(REQUEST) Write out the full set of records exactly. Any pictures in them do not belong in the copy.

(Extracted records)
-------------------------

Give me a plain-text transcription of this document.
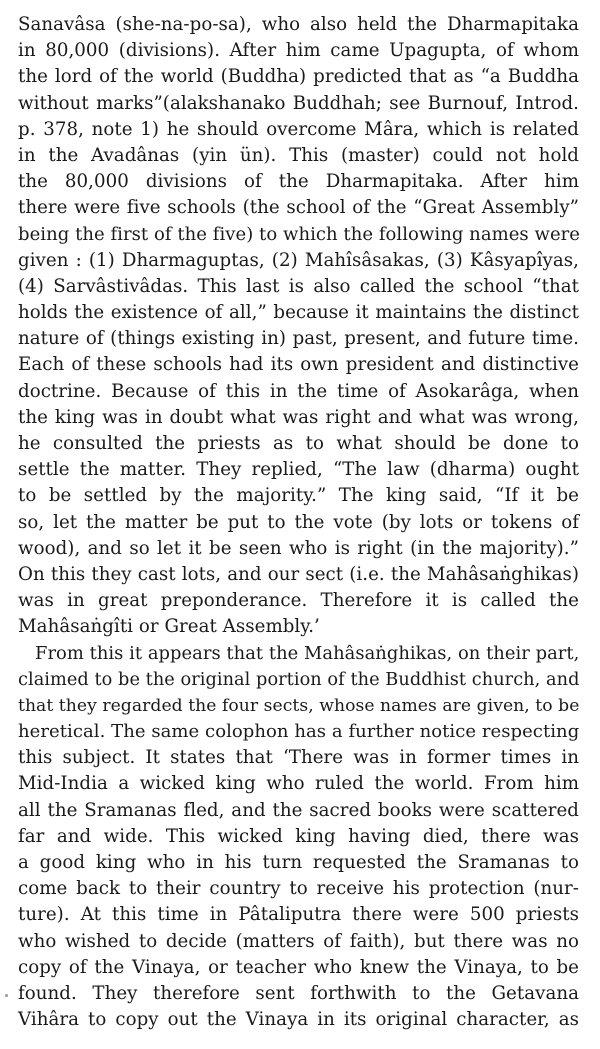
Sanavâsa (she-na-po-sa), who also held the Dharmapitaka
in 80,000 (divisions). After him came Upagupta, of whom
the lord of the world (Buddha) predicted that as “a Buddha
without marks”(alakshanako Buddhah; see Burnouf, Introd.
p. 378, note 1) he should overcome Mâra, which is related
in the Avadânas (yin ün). This (master) could not hold
the 80,000 divisions of the Dharmapitaka. After him
there were five schools (the school of the “Great Assembly”
being the first of the five) to which the following names were
given : (1) Dharmaguptas, (2) Mahîsâsakas, (3) Kâsyapîyas,
(4) Sarvâstivâdas. This last is also called the school “that
holds the existence of all,” because it maintains the distinct
nature of (things existing in) past, present, and future time.
Each of these schools had its own president and distinctive
doctrine. Because of this in the time of Asokarâga, when
the king was in doubt what was right and what was wrong,
he consulted the priests as to what should be done to
settle the matter. They replied, “The law (dharma) ought
to be settled by the majority.” The king said, “If it be
so, let the matter be put to the vote (by lots or tokens of
wood), and so let it be seen who is right (in the majority).”
On this they cast lots, and our sect (i.e. the Mahâsaṅghikas)
was in great preponderance. Therefore it is called the
Mahâsaṅgîti or Great Assembly.’
From this it appears that the Mahâsaṅghikas, on their part,
claimed to be the original portion of the Buddhist church, and
that they regarded the four sects, whose names are given, to be
heretical. The same colophon has a further notice respecting
this subject. It states that ‘There was in former times in
Mid-India a wicked king who ruled the world. From him
all the Sramanas fled, and the sacred books were scattered
far and wide. This wicked king having died, there was
a good king who in his turn requested the Sramanas to
come back to their country to receive his protection (nur-
ture). At this time in Pâtaliputra there were 500 priests
who wished to decide (matters of faith), but there was no
copy of the Vinaya, or teacher who knew the Vinaya, to be
found. They therefore sent forthwith to the Getavana
Vihâra to copy out the Vinaya in its original character, as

-------------------------

(SOLUTION TO THE PROBLEM)
Give me a plain-text transcription of this document.
Sanavâsa (she-na-po-sa), who also held the Dharmapitaka
in 80,000 (divisions). After him came Upagupta, of whom
the lord of the world (Buddha) predicted that as “a Buddha
without marks”(alakshanako Buddhah; see Burnouf, Introd.
p. 378, note 1) he should overcome Mâra, which is related
in the Avadânas (yin ün). This (master) could not hold
the 80,000 divisions of the Dharmapitaka. After him
there were five schools (the school of the “Great Assembly”
being the first of the five) to which the following names were
given : (1) Dharmaguptas, (2) Mahîsâsakas, (3) Kâsyapîyas,
(4) Sarvâstivâdas. This last is also called the school “that
holds the existence of all,” because it maintains the distinct
nature of (things existing in) past, present, and future time.
Each of these schools had its own president and distinctive
doctrine. Because of this in the time of Asokarâga, when
the king was in doubt what was right and what was wrong,
he consulted the priests as to what should be done to
settle the matter. They replied, “The law (dharma) ought
to be settled by the majority.” The king said, “If it be
so, let the matter be put to the vote (by lots or tokens of
wood), and so let it be seen who is right (in the majority).”
On this they cast lots, and our sect (i.e. the Mahâsaṅghikas)
was in great preponderance. Therefore it is called the
Mahâsaṅgîti or Great Assembly.’
From this it appears that the Mahâsaṅghikas, on their part,
claimed to be the original portion of the Buddhist church, and
that they regarded the four sects, whose names are given, to be
heretical. The same colophon has a further notice respecting
this subject. It states that ‘There was in former times in
Mid-India a wicked king who ruled the world. From him
all the Sramanas fled, and the sacred books were scattered
far and wide. This wicked king having died, there was
a good king who in his turn requested the Sramanas to
come back to their country to receive his protection (nur-
ture). At this time in Pâtaliputra there were 500 priests
who wished to decide (matters of faith), but there was no
copy of the Vinaya, or teacher who knew the Vinaya, to be
found. They therefore sent forthwith to the Getavana
Vihâra to copy out the Vinaya in its original character, as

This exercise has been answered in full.